▸ **WHAT TO PRODUCE**
Omit every image, and transcribe the remaining entries exactly as given.

▸ **INPUT**
------------
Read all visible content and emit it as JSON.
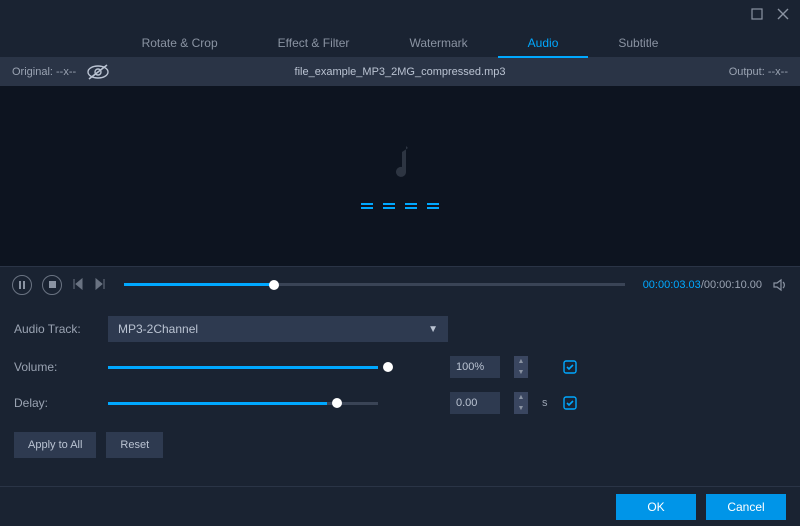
{
  "window": {
    "tabs": [
      "Rotate & Crop",
      "Effect & Filter",
      "Watermark",
      "Audio",
      "Subtitle"
    ],
    "active_tab": 3
  },
  "infobar": {
    "original_label": "Original: --x--",
    "filename": "file_example_MP3_2MG_compressed.mp3",
    "output_label": "Output: --x--"
  },
  "playback": {
    "progress_pct": 30,
    "time_current": "00:00:03.03",
    "time_total": "00:00:10.00"
  },
  "settings": {
    "audio_track_label": "Audio Track:",
    "audio_track_value": "MP3-2Channel",
    "volume_label": "Volume:",
    "volume_value": "100%",
    "volume_pct": 100,
    "delay_label": "Delay:",
    "delay_value": "0.00",
    "delay_unit": "s",
    "delay_pct": 81
  },
  "buttons": {
    "apply_all": "Apply to All",
    "reset": "Reset",
    "ok": "OK",
    "cancel": "Cancel"
  }
}
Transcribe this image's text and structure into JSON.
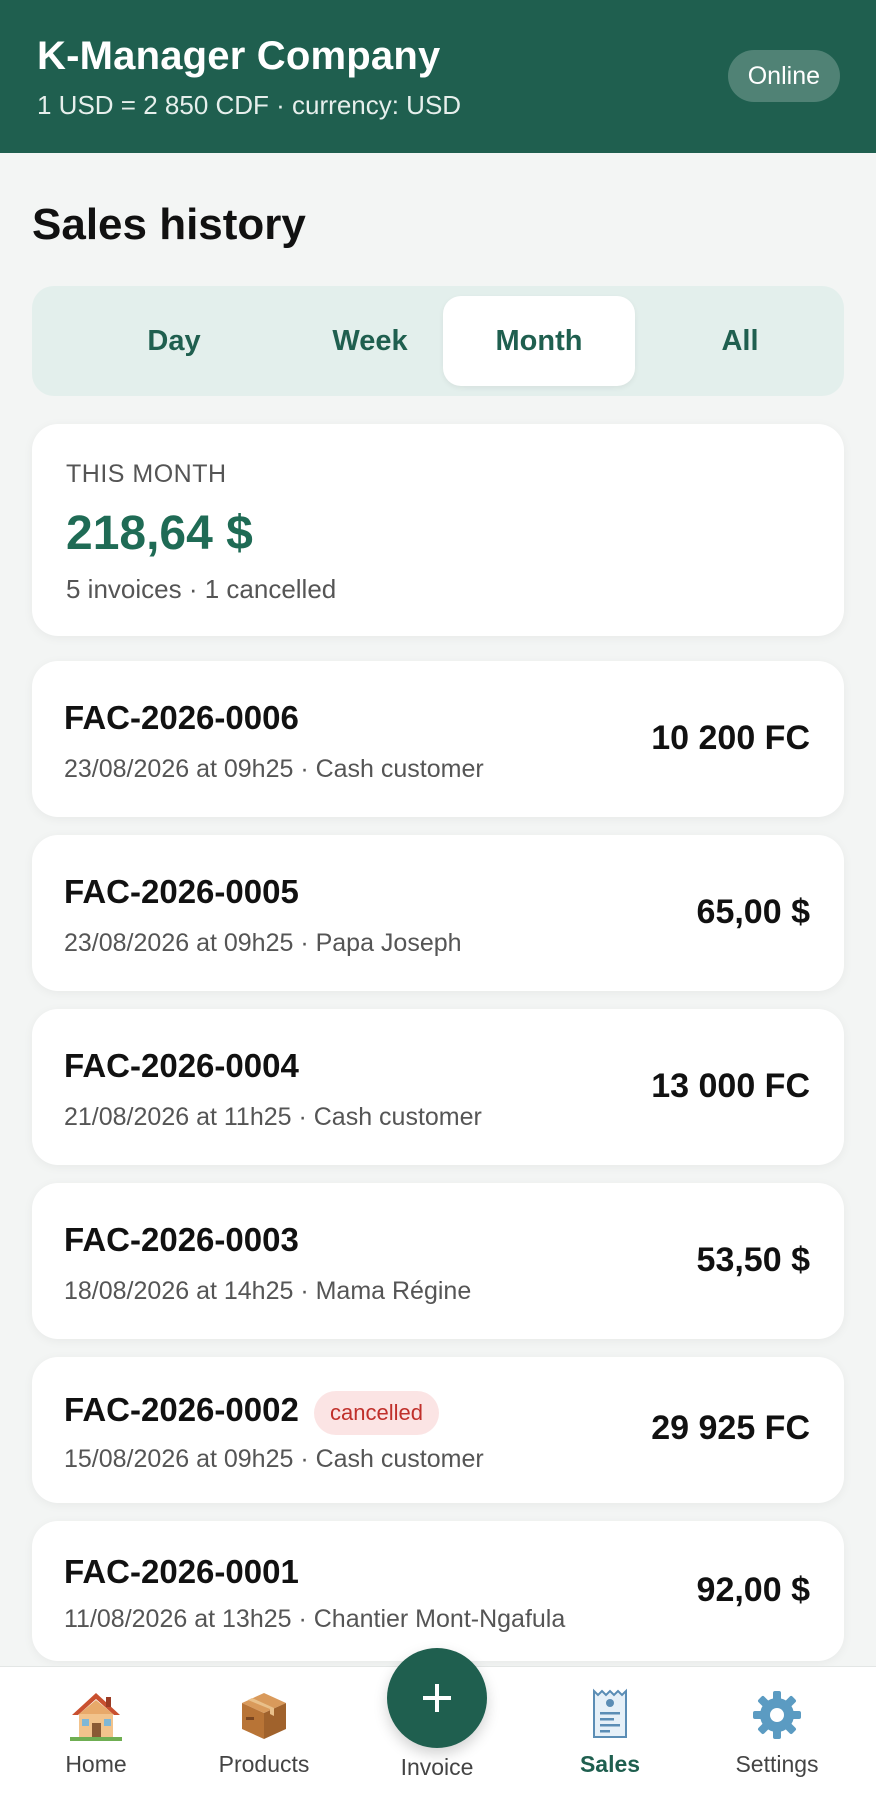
{
  "header": {
    "title": "K-Manager Company",
    "subtitle": "1 USD = 2 850 CDF · currency: USD",
    "status": "Online"
  },
  "page": {
    "title": "Sales history"
  },
  "period_tabs": {
    "items": [
      "Day",
      "Week",
      "Month",
      "All"
    ],
    "selected": "Month"
  },
  "summary": {
    "label": "THIS MONTH",
    "total": "218,64 $",
    "meta": "5 invoices · 1 cancelled"
  },
  "invoices": [
    {
      "number": "FAC-2026-0006",
      "details": "23/08/2026 at 09h25 · Cash customer",
      "amount": "10 200 FC"
    },
    {
      "number": "FAC-2026-0005",
      "details": "23/08/2026 at 09h25 · Papa Joseph",
      "amount": "65,00 $"
    },
    {
      "number": "FAC-2026-0004",
      "details": "21/08/2026 at 11h25 · Cash customer",
      "amount": "13 000 FC"
    },
    {
      "number": "FAC-2026-0003",
      "details": "18/08/2026 at 14h25 · Mama Régine",
      "amount": "53,50 $"
    },
    {
      "number": "FAC-2026-0002",
      "details": "15/08/2026 at 09h25 · Cash customer",
      "amount": "29 925 FC",
      "badge": "cancelled"
    },
    {
      "number": "FAC-2026-0001",
      "details": "11/08/2026 at 13h25 · Chantier Mont-Ngafula",
      "amount": "92,00 $"
    }
  ],
  "nav": {
    "home": {
      "label": "Home",
      "icon": "house-icon"
    },
    "products": {
      "label": "Products",
      "icon": "package-icon"
    },
    "invoice": {
      "label": "Invoice",
      "icon": "plus-icon"
    },
    "sales": {
      "label": "Sales",
      "icon": "receipt-icon"
    },
    "settings": {
      "label": "Settings",
      "icon": "gear-icon"
    }
  },
  "colors": {
    "brand": "#1f5f4f",
    "total": "#1f6b55",
    "cancelled_bg": "#fbe4e4",
    "cancelled_text": "#c0302b"
  }
}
------------
▸ **SOLUTION TO THIS TASK**
Read all visible content and emit it as JSON.
{
  "window": {
    "tabs": [
      "Rotate & Crop",
      "Effect & Filter",
      "Watermark",
      "Audio",
      "Subtitle"
    ],
    "active_tab": 3
  },
  "infobar": {
    "original_label": "Original: --x--",
    "filename": "file_example_MP3_2MG_compressed.mp3",
    "output_label": "Output: --x--"
  },
  "playback": {
    "progress_pct": 30,
    "time_current": "00:00:03.03",
    "time_total": "00:00:10.00"
  },
  "settings": {
    "audio_track_label": "Audio Track:",
    "audio_track_value": "MP3-2Channel",
    "volume_label": "Volume:",
    "volume_value": "100%",
    "volume_pct": 100,
    "delay_label": "Delay:",
    "delay_value": "0.00",
    "delay_unit": "s",
    "delay_pct": 81
  },
  "buttons": {
    "apply_all": "Apply to All",
    "reset": "Reset",
    "ok": "OK",
    "cancel": "Cancel"
  }
}
Transcribe this image's text and structure into JSON.
{
  "header": {
    "title": "K-Manager Company",
    "subtitle": "1 USD = 2 850 CDF · currency: USD",
    "status": "Online"
  },
  "page": {
    "title": "Sales history"
  },
  "period_tabs": {
    "items": [
      "Day",
      "Week",
      "Month",
      "All"
    ],
    "selected": "Month"
  },
  "summary": {
    "label": "THIS MONTH",
    "total": "218,64 $",
    "meta": "5 invoices · 1 cancelled"
  },
  "invoices": [
    {
      "number": "FAC-2026-0006",
      "details": "23/08/2026 at 09h25 · Cash customer",
      "amount": "10 200 FC"
    },
    {
      "number": "FAC-2026-0005",
      "details": "23/08/2026 at 09h25 · Papa Joseph",
      "amount": "65,00 $"
    },
    {
      "number": "FAC-2026-0004",
      "details": "21/08/2026 at 11h25 · Cash customer",
      "amount": "13 000 FC"
    },
    {
      "number": "FAC-2026-0003",
      "details": "18/08/2026 at 14h25 · Mama Régine",
      "amount": "53,50 $"
    },
    {
      "number": "FAC-2026-0002",
      "details": "15/08/2026 at 09h25 · Cash customer",
      "amount": "29 925 FC",
      "badge": "cancelled"
    },
    {
      "number": "FAC-2026-0001",
      "details": "11/08/2026 at 13h25 · Chantier Mont-Ngafula",
      "amount": "92,00 $"
    }
  ],
  "nav": {
    "home": {
      "label": "Home",
      "icon": "house-icon"
    },
    "products": {
      "label": "Products",
      "icon": "package-icon"
    },
    "invoice": {
      "label": "Invoice",
      "icon": "plus-icon"
    },
    "sales": {
      "label": "Sales",
      "icon": "receipt-icon"
    },
    "settings": {
      "label": "Settings",
      "icon": "gear-icon"
    }
  },
  "colors": {
    "brand": "#1f5f4f",
    "total": "#1f6b55",
    "cancelled_bg": "#fbe4e4",
    "cancelled_text": "#c0302b"
  }
}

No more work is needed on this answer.